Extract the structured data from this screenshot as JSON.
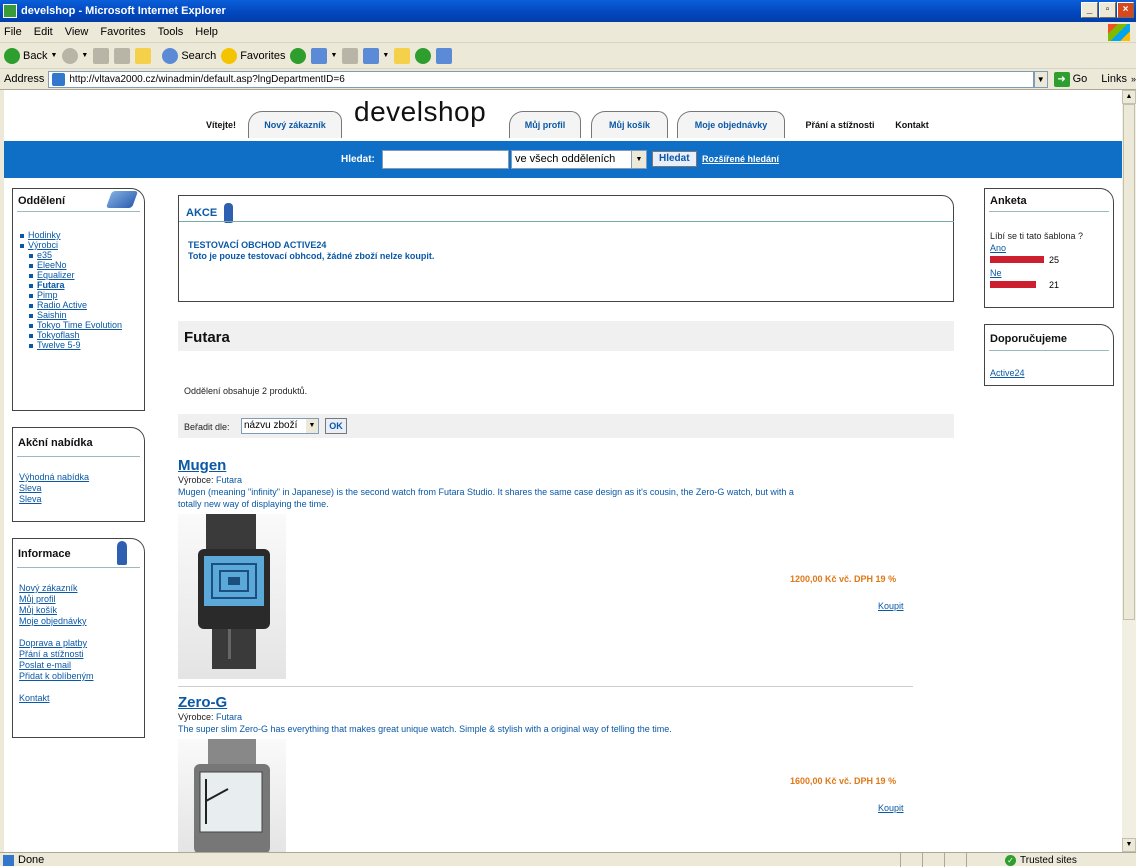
{
  "window": {
    "title": "develshop - Microsoft Internet Explorer",
    "menu": [
      "File",
      "Edit",
      "View",
      "Favorites",
      "Tools",
      "Help"
    ],
    "toolbar": {
      "back": "Back",
      "search": "Search",
      "favorites": "Favorites"
    },
    "address_label": "Address",
    "url": "http://vltava2000.cz/winadmin/default.asp?lngDepartmentID=6",
    "go_label": "Go",
    "links_label": "Links",
    "status": "Done",
    "zone": "Trusted sites"
  },
  "site": {
    "logo": "develshop",
    "nav": [
      "Vítejte!",
      "Nový zákazník",
      "Můj profil",
      "Můj košík",
      "Moje objednávky",
      "Přání a stížnosti",
      "Kontakt"
    ],
    "search": {
      "label": "Hledat:",
      "scope": "ve všech odděleních",
      "button": "Hledat",
      "advanced": "Rozšířené hledání"
    }
  },
  "left": {
    "departments": {
      "title": "Oddělení",
      "items": [
        {
          "label": "Hodinky",
          "level": 1
        },
        {
          "label": "Výrobci",
          "level": 1
        },
        {
          "label": "e35",
          "level": 2
        },
        {
          "label": "EleeNo",
          "level": 2
        },
        {
          "label": "Equalizer",
          "level": 2
        },
        {
          "label": "Futara",
          "level": 2,
          "active": true
        },
        {
          "label": "Pimp",
          "level": 2
        },
        {
          "label": "Radio Active",
          "level": 2
        },
        {
          "label": "Saishin",
          "level": 2
        },
        {
          "label": "Tokyo Time Evolution",
          "level": 2
        },
        {
          "label": "Tokyoflash",
          "level": 2
        },
        {
          "label": "Twelve 5-9",
          "level": 2
        }
      ]
    },
    "offers": {
      "title": "Akční nabídka",
      "items": [
        "Výhodná nabídka",
        "Sleva",
        "Sleva"
      ]
    },
    "info": {
      "title": "Informace",
      "group1": [
        "Nový zákazník",
        "Můj profil",
        "Můj košík",
        "Moje objednávky"
      ],
      "group2": [
        "Doprava a platby",
        "Přání a stížnosti",
        "Poslat e-mail",
        "Přidat k oblíbeným"
      ],
      "group3": [
        "Kontakt"
      ]
    }
  },
  "main": {
    "akce": {
      "title": "AKCE",
      "heading": "TESTOVACÍ OBCHOD ACTIVE24",
      "text": "Toto je pouze testovací obhcod, žádné zboží nelze koupit."
    },
    "department_title": "Futara",
    "count_text": "Oddělení obsahuje 2 produktů.",
    "sort": {
      "label": "Beřadit dle:",
      "value": "názvu zboží",
      "button": "OK"
    },
    "products": [
      {
        "name": "Mugen",
        "maker_label": "Výrobce:",
        "maker": "Futara",
        "description": "Mugen (meaning \"infinity\" in Japanese) is the second watch from Futara Studio. It shares the same case design as it's cousin, the Zero-G watch, but with a totally new way of displaying the time.",
        "price": "1200,00 Kč vč. DPH 19 %",
        "buy": "Koupit"
      },
      {
        "name": "Zero-G",
        "maker_label": "Výrobce:",
        "maker": "Futara",
        "description": "The super slim Zero-G has everything that makes great unique watch. Simple & stylish with a original way of telling the time.",
        "price": "1600,00 Kč vč. DPH 19 %",
        "buy": "Koupit"
      }
    ]
  },
  "right": {
    "poll": {
      "title": "Anketa",
      "question": "Líbí se ti tato šablona ?",
      "options": [
        {
          "label": "Ano",
          "votes": "25",
          "share": 0.54
        },
        {
          "label": "Ne",
          "votes": "21",
          "share": 0.46
        }
      ]
    },
    "recommend": {
      "title": "Doporučujeme",
      "items": [
        "Active24"
      ]
    }
  },
  "colors": {
    "accent": "#0f6fc6",
    "link": "#0a58a6",
    "price": "#e07818",
    "poll_bar": "#cc1f2f"
  }
}
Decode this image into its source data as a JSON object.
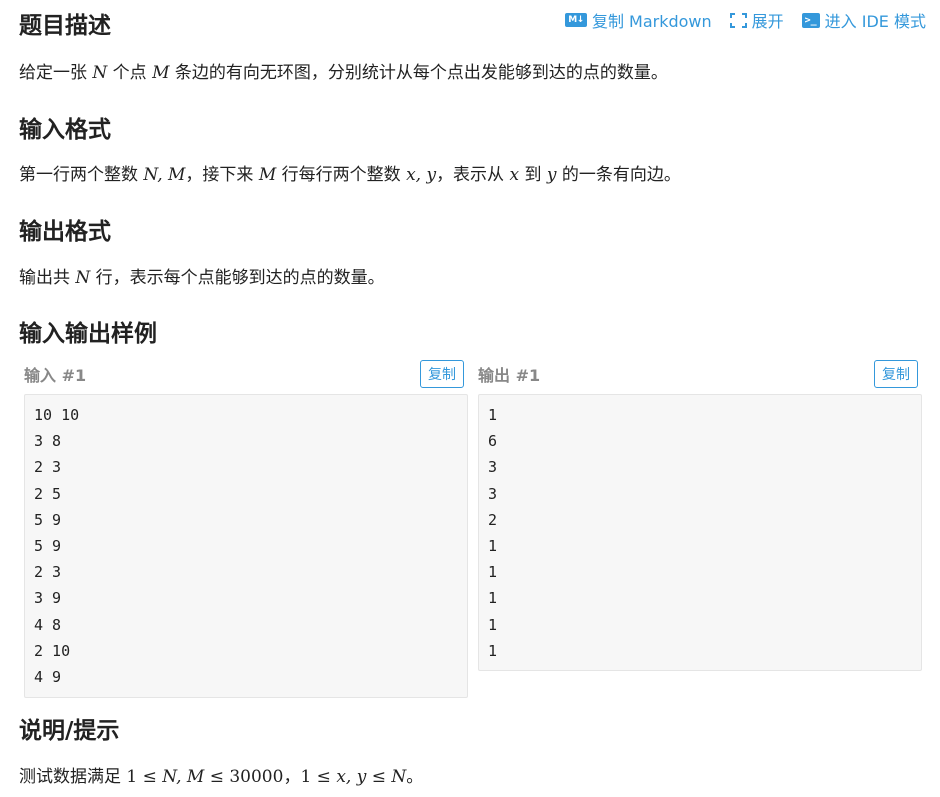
{
  "toolbar": {
    "copy_markdown": "复制 Markdown",
    "expand": "展开",
    "ide_mode": "进入 IDE 模式",
    "md_icon_text": "M↓",
    "term_icon_text": ">_",
    "accent_color": "#3498db"
  },
  "sections": {
    "description": {
      "title": "题目描述",
      "parts": [
        "给定一张 ",
        "N",
        " 个点 ",
        "M",
        " 条边的有向无环图，分别统计从每个点出发能够到达的点的数量。"
      ]
    },
    "input_format": {
      "title": "输入格式",
      "parts": [
        "第一行两个整数 ",
        "N, M",
        "，接下来 ",
        "M",
        " 行每行两个整数 ",
        "x, y",
        "，表示从 ",
        "x",
        " 到 ",
        "y",
        " 的一条有向边。"
      ]
    },
    "output_format": {
      "title": "输出格式",
      "parts": [
        "输出共 ",
        "N",
        " 行，表示每个点能够到达的点的数量。"
      ]
    },
    "samples": {
      "title": "输入输出样例",
      "input_label": "输入 #1",
      "output_label": "输出 #1",
      "copy_label": "复制",
      "input_lines": [
        "10 10",
        "3 8",
        "2 3",
        "2 5",
        "5 9",
        "5 9",
        "2 3",
        "3 9",
        "4 8",
        "2 10",
        "4 9"
      ],
      "output_lines": [
        "1",
        "6",
        "3",
        "3",
        "2",
        "1",
        "1",
        "1",
        "1",
        "1"
      ]
    },
    "hint": {
      "title": "说明/提示",
      "parts": [
        "测试数据满足 ",
        "1 ≤ ",
        "N, M",
        " ≤ 30000",
        "，",
        "1 ≤ ",
        "x, y",
        " ≤ ",
        "N",
        "。"
      ]
    }
  }
}
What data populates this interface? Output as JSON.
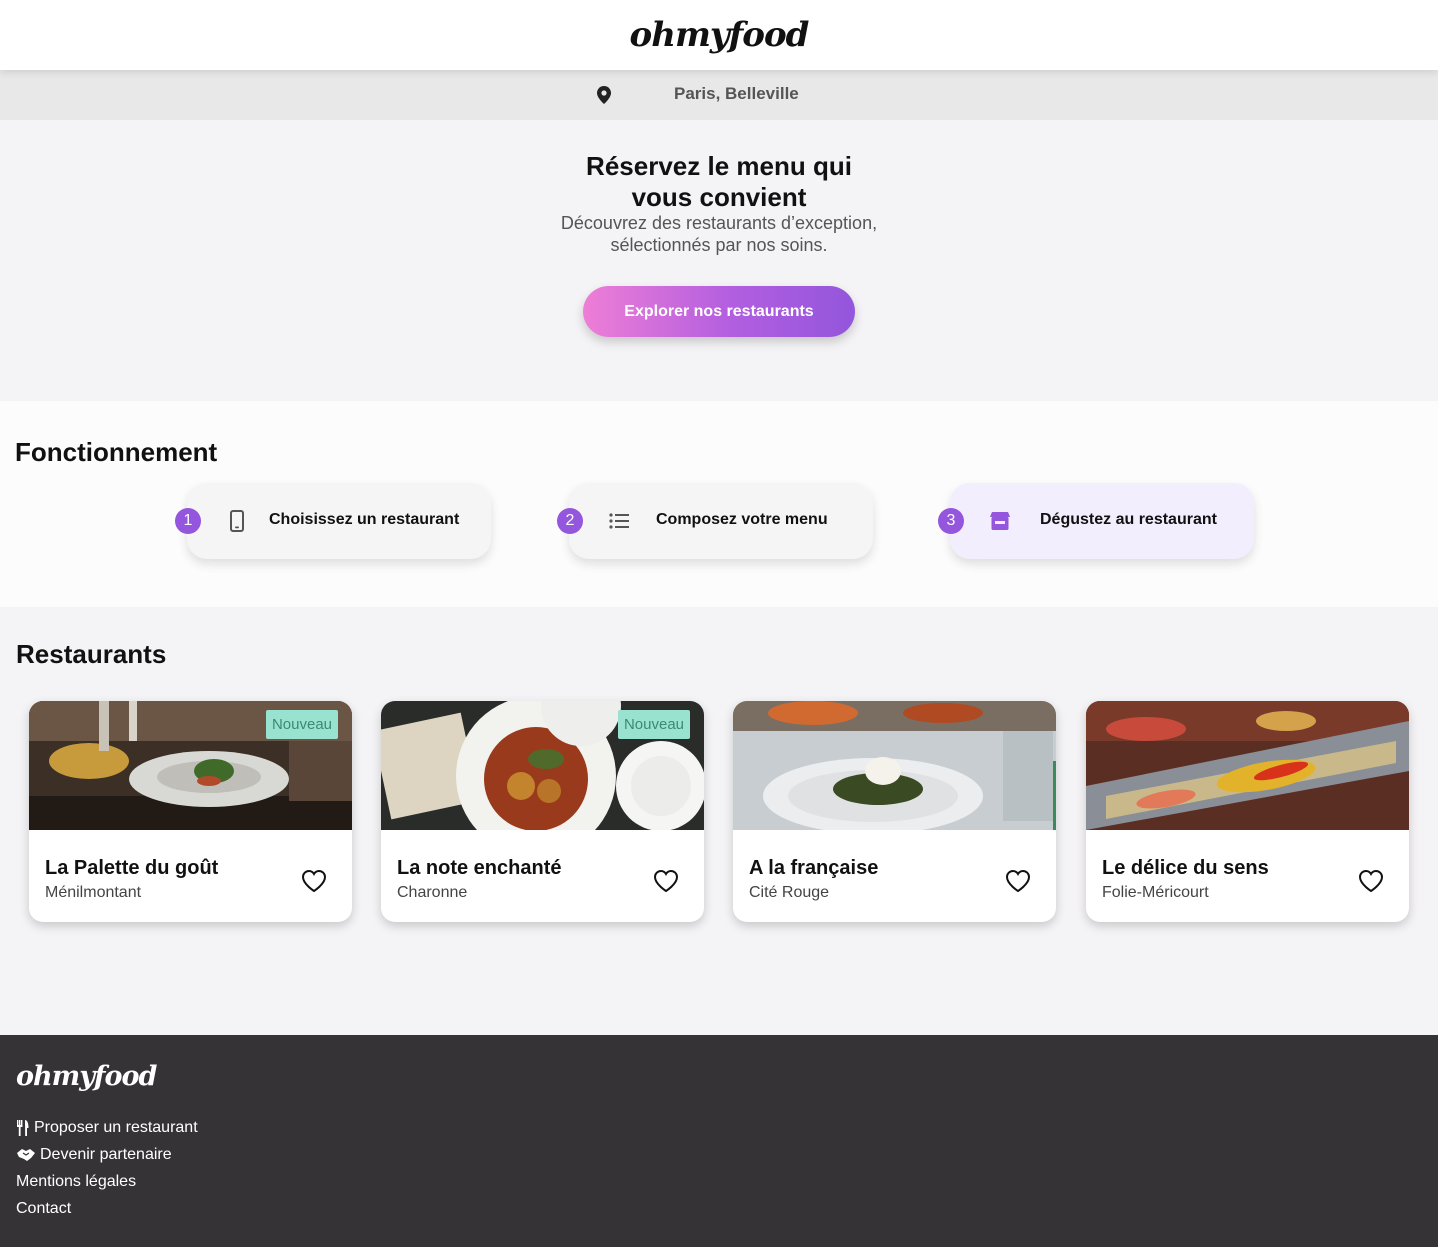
{
  "header": {
    "logo": "ohmyfood"
  },
  "location": {
    "text": "Paris, Belleville",
    "icon": "map-pin-icon"
  },
  "hero": {
    "title_line1": "Réservez le menu qui",
    "title_line2": "vous convient",
    "subtitle_line1": "Découvrez des restaurants d’exception,",
    "subtitle_line2": "sélectionnés par nos soins.",
    "cta_label": "Explorer nos restaurants"
  },
  "how": {
    "title": "Fonctionnement",
    "steps": [
      {
        "number": "1",
        "label": "Choisissez un restaurant",
        "icon": "mobile-phone-icon"
      },
      {
        "number": "2",
        "label": "Composez votre menu",
        "icon": "list-icon"
      },
      {
        "number": "3",
        "label": "Dégustez au restaurant",
        "icon": "store-icon"
      }
    ]
  },
  "restaurants": {
    "title": "Restaurants",
    "items": [
      {
        "name": "La Palette du goût",
        "location": "Ménilmontant",
        "badge": "Nouveau"
      },
      {
        "name": "La note enchanté",
        "location": "Charonne",
        "badge": "Nouveau"
      },
      {
        "name": "A la française",
        "location": "Cité Rouge",
        "badge": ""
      },
      {
        "name": "Le délice du sens",
        "location": "Folie-Méricourt",
        "badge": ""
      }
    ]
  },
  "footer": {
    "logo": "ohmyfood",
    "links": [
      {
        "label": "Proposer un restaurant",
        "icon": "utensils-icon"
      },
      {
        "label": "Devenir partenaire",
        "icon": "handshake-icon"
      },
      {
        "label": "Mentions légales",
        "icon": ""
      },
      {
        "label": "Contact",
        "icon": ""
      }
    ]
  },
  "colors": {
    "accent": "#9356dc",
    "gradient_start": "#ee7ed6",
    "badge_bg": "#99e2d0",
    "footer_bg": "#353336"
  }
}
━━━━━━━━━━━━━━━━━━━━
- GOAL:
Repeat each entry exactly. Pictures do not belong in the copy.

- OUTPUT OF THE EXERCISE:
Extract the structured data from this screenshot as JSON.
{
  "window": {
    "title": "develshop - Microsoft Internet Explorer",
    "menu": [
      "File",
      "Edit",
      "View",
      "Favorites",
      "Tools",
      "Help"
    ],
    "toolbar": {
      "back": "Back",
      "search": "Search",
      "favorites": "Favorites"
    },
    "address_label": "Address",
    "url": "http://vltava2000.cz/winadmin/default.asp?lngDepartmentID=6",
    "go_label": "Go",
    "links_label": "Links",
    "status": "Done",
    "zone": "Trusted sites"
  },
  "site": {
    "logo": "develshop",
    "nav": [
      "Vítejte!",
      "Nový zákazník",
      "Můj profil",
      "Můj košík",
      "Moje objednávky",
      "Přání a stížnosti",
      "Kontakt"
    ],
    "search": {
      "label": "Hledat:",
      "scope": "ve všech odděleních",
      "button": "Hledat",
      "advanced": "Rozšířené hledání"
    }
  },
  "left": {
    "departments": {
      "title": "Oddělení",
      "items": [
        {
          "label": "Hodinky",
          "level": 1
        },
        {
          "label": "Výrobci",
          "level": 1
        },
        {
          "label": "e35",
          "level": 2
        },
        {
          "label": "EleeNo",
          "level": 2
        },
        {
          "label": "Equalizer",
          "level": 2
        },
        {
          "label": "Futara",
          "level": 2,
          "active": true
        },
        {
          "label": "Pimp",
          "level": 2
        },
        {
          "label": "Radio Active",
          "level": 2
        },
        {
          "label": "Saishin",
          "level": 2
        },
        {
          "label": "Tokyo Time Evolution",
          "level": 2
        },
        {
          "label": "Tokyoflash",
          "level": 2
        },
        {
          "label": "Twelve 5-9",
          "level": 2
        }
      ]
    },
    "offers": {
      "title": "Akční nabídka",
      "items": [
        "Výhodná nabídka",
        "Sleva",
        "Sleva"
      ]
    },
    "info": {
      "title": "Informace",
      "group1": [
        "Nový zákazník",
        "Můj profil",
        "Můj košík",
        "Moje objednávky"
      ],
      "group2": [
        "Doprava a platby",
        "Přání a stížnosti",
        "Poslat e-mail",
        "Přidat k oblíbeným"
      ],
      "group3": [
        "Kontakt"
      ]
    }
  },
  "main": {
    "akce": {
      "title": "AKCE",
      "heading": "TESTOVACÍ OBCHOD ACTIVE24",
      "text": "Toto je pouze testovací obhcod, žádné zboží nelze koupit."
    },
    "department_title": "Futara",
    "count_text": "Oddělení obsahuje 2 produktů.",
    "sort": {
      "label": "Beřadit dle:",
      "value": "názvu zboží",
      "button": "OK"
    },
    "products": [
      {
        "name": "Mugen",
        "maker_label": "Výrobce:",
        "maker": "Futara",
        "description": "Mugen (meaning \"infinity\" in Japanese) is the second watch from Futara Studio. It shares the same case design as it's cousin, the Zero-G watch, but with a totally new way of displaying the time.",
        "price": "1200,00 Kč vč. DPH 19 %",
        "buy": "Koupit"
      },
      {
        "name": "Zero-G",
        "maker_label": "Výrobce:",
        "maker": "Futara",
        "description": "The super slim Zero-G has everything that makes great unique watch. Simple & stylish with a original way of telling the time.",
        "price": "1600,00 Kč vč. DPH 19 %",
        "buy": "Koupit"
      }
    ]
  },
  "right": {
    "poll": {
      "title": "Anketa",
      "question": "Líbí se ti tato šablona ?",
      "options": [
        {
          "label": "Ano",
          "votes": "25",
          "share": 0.54
        },
        {
          "label": "Ne",
          "votes": "21",
          "share": 0.46
        }
      ]
    },
    "recommend": {
      "title": "Doporučujeme",
      "items": [
        "Active24"
      ]
    }
  },
  "colors": {
    "accent": "#0f6fc6",
    "link": "#0a58a6",
    "price": "#e07818",
    "poll_bar": "#cc1f2f"
  }
}
Decode this image into its source data as a JSON object.
{
  "toolbar": {
    "copy_markdown": "复制 Markdown",
    "expand": "展开",
    "ide_mode": "进入 IDE 模式",
    "md_icon_text": "M↓",
    "term_icon_text": ">_",
    "accent_color": "#3498db"
  },
  "sections": {
    "description": {
      "title": "题目描述",
      "parts": [
        "给定一张 ",
        "N",
        " 个点 ",
        "M",
        " 条边的有向无环图，分别统计从每个点出发能够到达的点的数量。"
      ]
    },
    "input_format": {
      "title": "输入格式",
      "parts": [
        "第一行两个整数 ",
        "N, M",
        "，接下来 ",
        "M",
        " 行每行两个整数 ",
        "x, y",
        "，表示从 ",
        "x",
        " 到 ",
        "y",
        " 的一条有向边。"
      ]
    },
    "output_format": {
      "title": "输出格式",
      "parts": [
        "输出共 ",
        "N",
        " 行，表示每个点能够到达的点的数量。"
      ]
    },
    "samples": {
      "title": "输入输出样例",
      "input_label": "输入 #1",
      "output_label": "输出 #1",
      "copy_label": "复制",
      "input_lines": [
        "10 10",
        "3 8",
        "2 3",
        "2 5",
        "5 9",
        "5 9",
        "2 3",
        "3 9",
        "4 8",
        "2 10",
        "4 9"
      ],
      "output_lines": [
        "1",
        "6",
        "3",
        "3",
        "2",
        "1",
        "1",
        "1",
        "1",
        "1"
      ]
    },
    "hint": {
      "title": "说明/提示",
      "parts": [
        "测试数据满足 ",
        "1 ≤ ",
        "N, M",
        " ≤ 30000",
        "，",
        "1 ≤ ",
        "x, y",
        " ≤ ",
        "N",
        "。"
      ]
    }
  }
}
What data populates this interface? Output as JSON.
{
  "header": {
    "logo": "ohmyfood"
  },
  "location": {
    "text": "Paris, Belleville",
    "icon": "map-pin-icon"
  },
  "hero": {
    "title_line1": "Réservez le menu qui",
    "title_line2": "vous convient",
    "subtitle_line1": "Découvrez des restaurants d’exception,",
    "subtitle_line2": "sélectionnés par nos soins.",
    "cta_label": "Explorer nos restaurants"
  },
  "how": {
    "title": "Fonctionnement",
    "steps": [
      {
        "number": "1",
        "label": "Choisissez un restaurant",
        "icon": "mobile-phone-icon"
      },
      {
        "number": "2",
        "label": "Composez votre menu",
        "icon": "list-icon"
      },
      {
        "number": "3",
        "label": "Dégustez au restaurant",
        "icon": "store-icon"
      }
    ]
  },
  "restaurants": {
    "title": "Restaurants",
    "items": [
      {
        "name": "La Palette du goût",
        "location": "Ménilmontant",
        "badge": "Nouveau"
      },
      {
        "name": "La note enchanté",
        "location": "Charonne",
        "badge": "Nouveau"
      },
      {
        "name": "A la française",
        "location": "Cité Rouge",
        "badge": ""
      },
      {
        "name": "Le délice du sens",
        "location": "Folie-Méricourt",
        "badge": ""
      }
    ]
  },
  "footer": {
    "logo": "ohmyfood",
    "links": [
      {
        "label": "Proposer un restaurant",
        "icon": "utensils-icon"
      },
      {
        "label": "Devenir partenaire",
        "icon": "handshake-icon"
      },
      {
        "label": "Mentions légales",
        "icon": ""
      },
      {
        "label": "Contact",
        "icon": ""
      }
    ]
  },
  "colors": {
    "accent": "#9356dc",
    "gradient_start": "#ee7ed6",
    "badge_bg": "#99e2d0",
    "footer_bg": "#353336"
  }
}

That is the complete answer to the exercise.